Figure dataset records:
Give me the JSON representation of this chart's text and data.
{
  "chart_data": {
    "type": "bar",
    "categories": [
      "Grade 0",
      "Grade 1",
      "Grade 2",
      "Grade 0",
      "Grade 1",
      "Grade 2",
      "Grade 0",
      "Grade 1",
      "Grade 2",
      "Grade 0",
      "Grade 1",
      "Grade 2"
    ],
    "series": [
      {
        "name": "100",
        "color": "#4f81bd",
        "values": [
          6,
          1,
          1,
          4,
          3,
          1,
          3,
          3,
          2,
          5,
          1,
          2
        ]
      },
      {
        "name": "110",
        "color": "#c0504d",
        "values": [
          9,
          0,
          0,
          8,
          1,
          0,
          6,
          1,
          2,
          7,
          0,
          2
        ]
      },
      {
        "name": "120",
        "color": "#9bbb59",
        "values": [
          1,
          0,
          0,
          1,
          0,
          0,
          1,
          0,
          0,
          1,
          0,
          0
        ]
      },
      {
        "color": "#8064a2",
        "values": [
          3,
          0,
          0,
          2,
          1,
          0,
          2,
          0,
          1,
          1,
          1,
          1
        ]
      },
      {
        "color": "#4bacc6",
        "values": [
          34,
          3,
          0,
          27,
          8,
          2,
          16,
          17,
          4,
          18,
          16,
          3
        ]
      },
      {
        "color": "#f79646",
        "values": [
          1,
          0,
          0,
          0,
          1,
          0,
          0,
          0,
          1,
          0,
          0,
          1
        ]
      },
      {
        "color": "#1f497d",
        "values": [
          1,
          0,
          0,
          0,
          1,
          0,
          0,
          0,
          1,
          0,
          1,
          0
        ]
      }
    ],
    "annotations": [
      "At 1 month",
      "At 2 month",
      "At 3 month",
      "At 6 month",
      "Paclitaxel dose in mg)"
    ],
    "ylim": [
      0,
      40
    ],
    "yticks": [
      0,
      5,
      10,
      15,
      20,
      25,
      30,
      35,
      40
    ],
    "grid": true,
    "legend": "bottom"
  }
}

* [TASK BRIEF]: Repeat each record exactly, leaving nothing out.

* [WRITTEN SOLUTION]:
Give me the JSON representation of this chart's text and data.
{
  "chart_data": {
    "type": "bar",
    "categories": [
      "Grade 0",
      "Grade 1",
      "Grade 2",
      "Grade 0",
      "Grade 1",
      "Grade 2",
      "Grade 0",
      "Grade 1",
      "Grade 2",
      "Grade 0",
      "Grade 1",
      "Grade 2"
    ],
    "series": [
      {
        "name": "100",
        "color": "#4f81bd",
        "values": [
          6,
          1,
          1,
          4,
          3,
          1,
          3,
          3,
          2,
          5,
          1,
          2
        ]
      },
      {
        "name": "110",
        "color": "#c0504d",
        "values": [
          9,
          0,
          0,
          8,
          1,
          0,
          6,
          1,
          2,
          7,
          0,
          2
        ]
      },
      {
        "name": "120",
        "color": "#9bbb59",
        "values": [
          1,
          0,
          0,
          1,
          0,
          0,
          1,
          0,
          0,
          1,
          0,
          0
        ]
      },
      {
        "color": "#8064a2",
        "values": [
          3,
          0,
          0,
          2,
          1,
          0,
          2,
          0,
          1,
          1,
          1,
          1
        ]
      },
      {
        "color": "#4bacc6",
        "values": [
          34,
          3,
          0,
          27,
          8,
          2,
          16,
          17,
          4,
          18,
          16,
          3
        ]
      },
      {
        "color": "#f79646",
        "values": [
          1,
          0,
          0,
          0,
          1,
          0,
          0,
          0,
          1,
          0,
          0,
          1
        ]
      },
      {
        "color": "#1f497d",
        "values": [
          1,
          0,
          0,
          0,
          1,
          0,
          0,
          0,
          1,
          0,
          1,
          0
        ]
      }
    ],
    "annotations": [
      "At 1 month",
      "At 2 month",
      "At 3 month",
      "At 6 month",
      "Paclitaxel dose in mg)"
    ],
    "ylim": [
      0,
      40
    ],
    "yticks": [
      0,
      5,
      10,
      15,
      20,
      25,
      30,
      35,
      40
    ],
    "grid": true,
    "legend": "bottom"
  }
}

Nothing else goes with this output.